-- SET PROBLEM --
Copy out the material below in full, but not its images.

══ DATA EXCERPTS ══

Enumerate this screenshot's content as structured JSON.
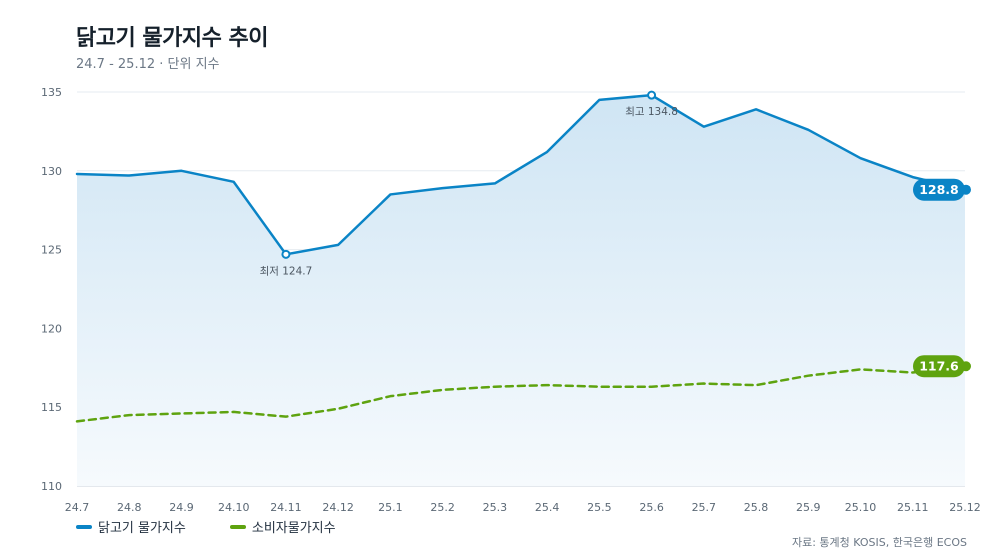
{
  "title": "닭고기 물가지수 추이",
  "subtitle": "24.7 - 25.12 · 단위 지수",
  "source": "자료: 통계청 KOSIS, 한국은행 ECOS",
  "colors": {
    "chicken": "#0a84c6",
    "cpi": "#5ea30f",
    "area_top": "#cfe5f4",
    "area_bottom": "#f6fafd",
    "grid": "#e6ebf0",
    "axis_text": "#5b6875"
  },
  "chart_data": {
    "type": "line",
    "title": "닭고기 물가지수 추이",
    "categories": [
      "24.7",
      "24.8",
      "24.9",
      "24.10",
      "24.11",
      "24.12",
      "25.1",
      "25.2",
      "25.3",
      "25.4",
      "25.5",
      "25.6",
      "25.7",
      "25.8",
      "25.9",
      "25.10",
      "25.11",
      "25.12"
    ],
    "ylim": [
      110,
      135
    ],
    "yticks": [
      110,
      115,
      120,
      125,
      130,
      135
    ],
    "grid": true,
    "legend": "bottom-left",
    "series": [
      {
        "name": "닭고기 물가지수",
        "style": "solid-area",
        "values": [
          129.8,
          129.7,
          130.0,
          129.3,
          124.7,
          125.3,
          128.5,
          128.9,
          129.2,
          131.2,
          134.5,
          134.8,
          132.8,
          133.9,
          132.6,
          130.8,
          129.6,
          128.8
        ],
        "end_label": "128.8"
      },
      {
        "name": "소비자물가지수",
        "style": "dashed",
        "values": [
          114.1,
          114.5,
          114.6,
          114.7,
          114.4,
          114.9,
          115.7,
          116.1,
          116.3,
          116.4,
          116.3,
          116.3,
          116.5,
          116.4,
          117.0,
          117.4,
          117.2,
          117.6
        ],
        "end_label": "117.6"
      }
    ],
    "annotations": [
      {
        "series": 0,
        "index": 4,
        "text": "최저 124.7"
      },
      {
        "series": 0,
        "index": 11,
        "text": "최고 134.8"
      }
    ]
  }
}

═══

-- EXERCISE SOLUTION --
Enumerate this screenshot's content as structured JSON.
{
  "title": "닭고기 물가지수 추이",
  "subtitle": "24.7 - 25.12 · 단위 지수",
  "source": "자료: 통계청 KOSIS, 한국은행 ECOS",
  "colors": {
    "chicken": "#0a84c6",
    "cpi": "#5ea30f",
    "area_top": "#cfe5f4",
    "area_bottom": "#f6fafd",
    "grid": "#e6ebf0",
    "axis_text": "#5b6875"
  },
  "chart_data": {
    "type": "line",
    "title": "닭고기 물가지수 추이",
    "categories": [
      "24.7",
      "24.8",
      "24.9",
      "24.10",
      "24.11",
      "24.12",
      "25.1",
      "25.2",
      "25.3",
      "25.4",
      "25.5",
      "25.6",
      "25.7",
      "25.8",
      "25.9",
      "25.10",
      "25.11",
      "25.12"
    ],
    "ylim": [
      110,
      135
    ],
    "yticks": [
      110,
      115,
      120,
      125,
      130,
      135
    ],
    "grid": true,
    "legend": "bottom-left",
    "series": [
      {
        "name": "닭고기 물가지수",
        "style": "solid-area",
        "values": [
          129.8,
          129.7,
          130.0,
          129.3,
          124.7,
          125.3,
          128.5,
          128.9,
          129.2,
          131.2,
          134.5,
          134.8,
          132.8,
          133.9,
          132.6,
          130.8,
          129.6,
          128.8
        ],
        "end_label": "128.8"
      },
      {
        "name": "소비자물가지수",
        "style": "dashed",
        "values": [
          114.1,
          114.5,
          114.6,
          114.7,
          114.4,
          114.9,
          115.7,
          116.1,
          116.3,
          116.4,
          116.3,
          116.3,
          116.5,
          116.4,
          117.0,
          117.4,
          117.2,
          117.6
        ],
        "end_label": "117.6"
      }
    ],
    "annotations": [
      {
        "series": 0,
        "index": 4,
        "text": "최저 124.7"
      },
      {
        "series": 0,
        "index": 11,
        "text": "최고 134.8"
      }
    ]
  }
}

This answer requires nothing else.